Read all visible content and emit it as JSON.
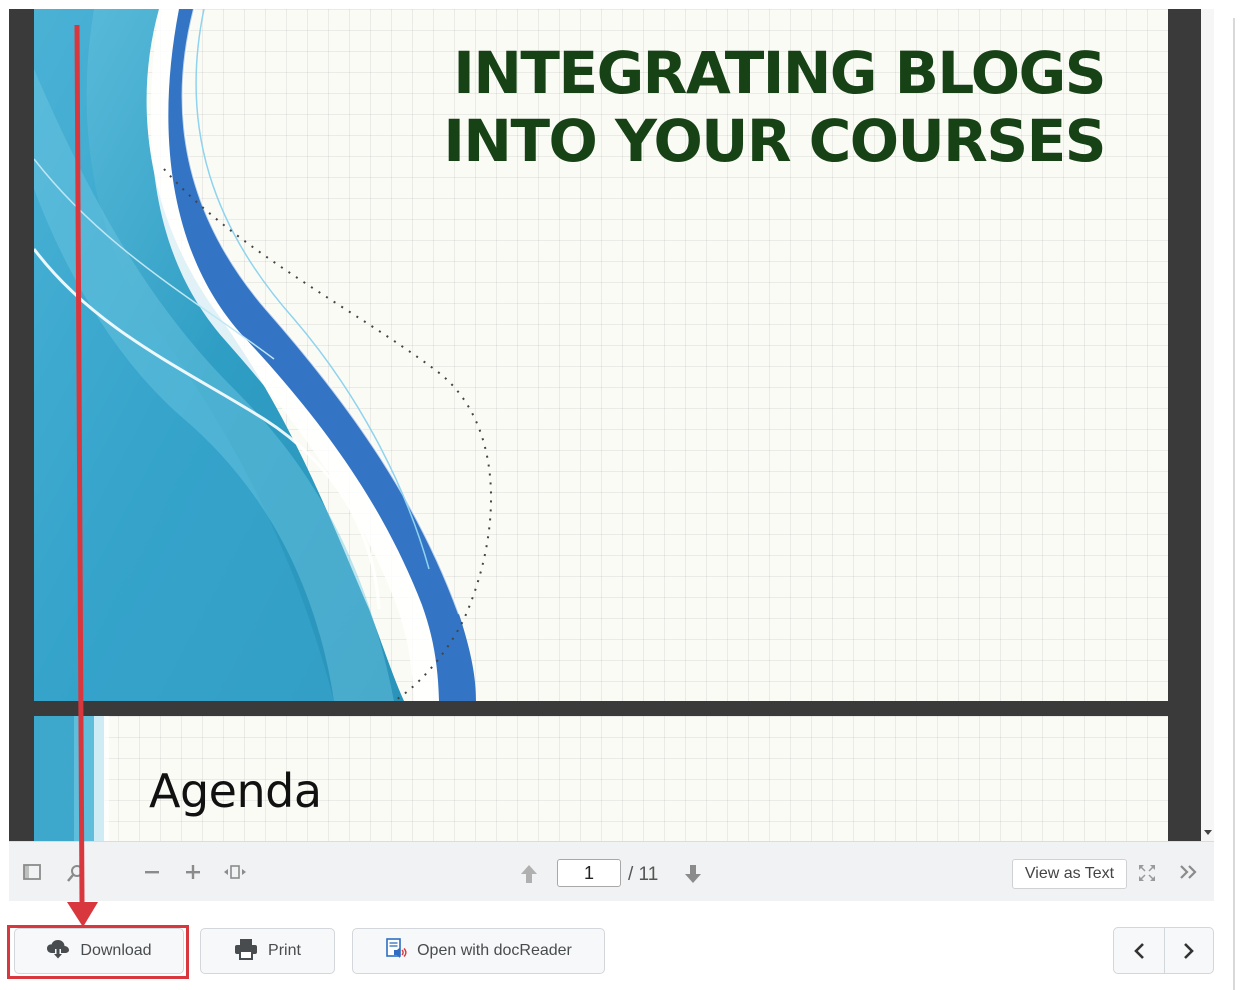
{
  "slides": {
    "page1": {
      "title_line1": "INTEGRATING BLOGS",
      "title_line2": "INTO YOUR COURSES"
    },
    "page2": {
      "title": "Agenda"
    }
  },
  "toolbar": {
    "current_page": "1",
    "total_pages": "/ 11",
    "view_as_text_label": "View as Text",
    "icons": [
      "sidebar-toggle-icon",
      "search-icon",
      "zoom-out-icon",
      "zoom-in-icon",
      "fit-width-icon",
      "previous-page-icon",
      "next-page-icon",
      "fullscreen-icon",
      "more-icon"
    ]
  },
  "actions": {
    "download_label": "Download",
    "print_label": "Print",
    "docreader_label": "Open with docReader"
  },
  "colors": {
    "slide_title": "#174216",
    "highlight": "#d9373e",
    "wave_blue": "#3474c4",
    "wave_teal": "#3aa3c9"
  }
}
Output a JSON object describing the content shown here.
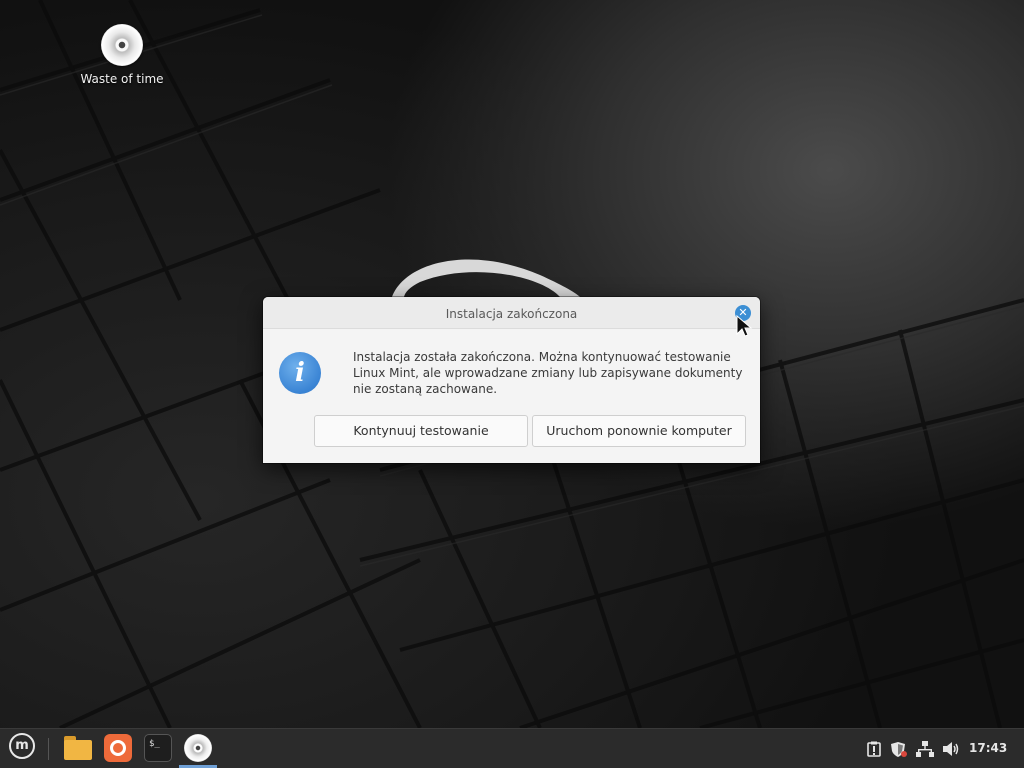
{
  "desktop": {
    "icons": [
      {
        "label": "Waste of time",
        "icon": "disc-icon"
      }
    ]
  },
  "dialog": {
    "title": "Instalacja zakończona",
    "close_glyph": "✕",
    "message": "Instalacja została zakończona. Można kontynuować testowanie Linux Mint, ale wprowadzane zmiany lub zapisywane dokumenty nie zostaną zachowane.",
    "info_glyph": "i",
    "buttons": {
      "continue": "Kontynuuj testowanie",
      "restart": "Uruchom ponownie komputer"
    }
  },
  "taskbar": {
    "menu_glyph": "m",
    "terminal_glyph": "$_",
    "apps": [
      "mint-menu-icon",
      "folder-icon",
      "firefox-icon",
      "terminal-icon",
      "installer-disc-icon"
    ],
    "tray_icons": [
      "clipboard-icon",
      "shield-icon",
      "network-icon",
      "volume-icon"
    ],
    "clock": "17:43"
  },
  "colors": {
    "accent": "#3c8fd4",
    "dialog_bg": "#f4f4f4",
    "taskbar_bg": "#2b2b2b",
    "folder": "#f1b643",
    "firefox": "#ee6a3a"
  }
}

----------------------------------------

Brief
Each line of the data should be quoted exactly, with pictures left out.

Task solution
Read all visible content and emit it as JSON.
{
  "slides": {
    "page1": {
      "title_line1": "INTEGRATING BLOGS",
      "title_line2": "INTO YOUR COURSES"
    },
    "page2": {
      "title": "Agenda"
    }
  },
  "toolbar": {
    "current_page": "1",
    "total_pages": "/ 11",
    "view_as_text_label": "View as Text",
    "icons": [
      "sidebar-toggle-icon",
      "search-icon",
      "zoom-out-icon",
      "zoom-in-icon",
      "fit-width-icon",
      "previous-page-icon",
      "next-page-icon",
      "fullscreen-icon",
      "more-icon"
    ]
  },
  "actions": {
    "download_label": "Download",
    "print_label": "Print",
    "docreader_label": "Open with docReader"
  },
  "colors": {
    "slide_title": "#174216",
    "highlight": "#d9373e",
    "wave_blue": "#3474c4",
    "wave_teal": "#3aa3c9"
  }
}
Output a JSON object describing the content shown here.
{
  "desktop": {
    "icons": [
      {
        "label": "Waste of time",
        "icon": "disc-icon"
      }
    ]
  },
  "dialog": {
    "title": "Instalacja zakończona",
    "close_glyph": "✕",
    "message": "Instalacja została zakończona. Można kontynuować testowanie Linux Mint, ale wprowadzane zmiany lub zapisywane dokumenty nie zostaną zachowane.",
    "info_glyph": "i",
    "buttons": {
      "continue": "Kontynuuj testowanie",
      "restart": "Uruchom ponownie komputer"
    }
  },
  "taskbar": {
    "menu_glyph": "m",
    "terminal_glyph": "$_",
    "apps": [
      "mint-menu-icon",
      "folder-icon",
      "firefox-icon",
      "terminal-icon",
      "installer-disc-icon"
    ],
    "tray_icons": [
      "clipboard-icon",
      "shield-icon",
      "network-icon",
      "volume-icon"
    ],
    "clock": "17:43"
  },
  "colors": {
    "accent": "#3c8fd4",
    "dialog_bg": "#f4f4f4",
    "taskbar_bg": "#2b2b2b",
    "folder": "#f1b643",
    "firefox": "#ee6a3a"
  }
}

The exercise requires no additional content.